> WHAT THIS TASK INVOLVES: Copy the data precisely, keeping every character.

> DATA PROVIDED:
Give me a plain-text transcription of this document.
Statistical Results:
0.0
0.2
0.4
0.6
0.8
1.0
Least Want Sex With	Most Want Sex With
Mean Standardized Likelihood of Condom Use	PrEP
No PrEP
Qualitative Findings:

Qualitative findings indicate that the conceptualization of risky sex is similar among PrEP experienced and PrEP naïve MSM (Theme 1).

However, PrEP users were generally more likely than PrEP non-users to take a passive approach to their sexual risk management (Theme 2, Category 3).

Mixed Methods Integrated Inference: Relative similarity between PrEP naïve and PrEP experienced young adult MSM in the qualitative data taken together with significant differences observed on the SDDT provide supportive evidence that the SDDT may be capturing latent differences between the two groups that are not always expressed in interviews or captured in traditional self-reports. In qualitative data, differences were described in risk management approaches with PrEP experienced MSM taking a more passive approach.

> RESULT OF THIS TASK:
Give me a plain-text transcription of this document.
Statistical Results:
0.0
0.2
0.4
0.6
0.8
1.0
Least Want Sex With	Most Want Sex With
Mean Standardized Likelihood of Condom Use	PrEP
No PrEP
Qualitative Findings:

Qualitative findings indicate that the conceptualization of risky sex is similar among PrEP experienced and PrEP naïve MSM (Theme 1).

However, PrEP users were generally more likely than PrEP non-users to take a passive approach to their sexual risk management (Theme 2, Category 3).

Mixed Methods Integrated Inference: Relative similarity between PrEP naïve and PrEP experienced young adult MSM in the qualitative data taken together with significant differences observed on the SDDT provide supportive evidence that the SDDT may be capturing latent differences between the two groups that are not always expressed in interviews or captured in traditional self-reports. In qualitative data, differences were described in risk management approaches with PrEP experienced MSM taking a more passive approach.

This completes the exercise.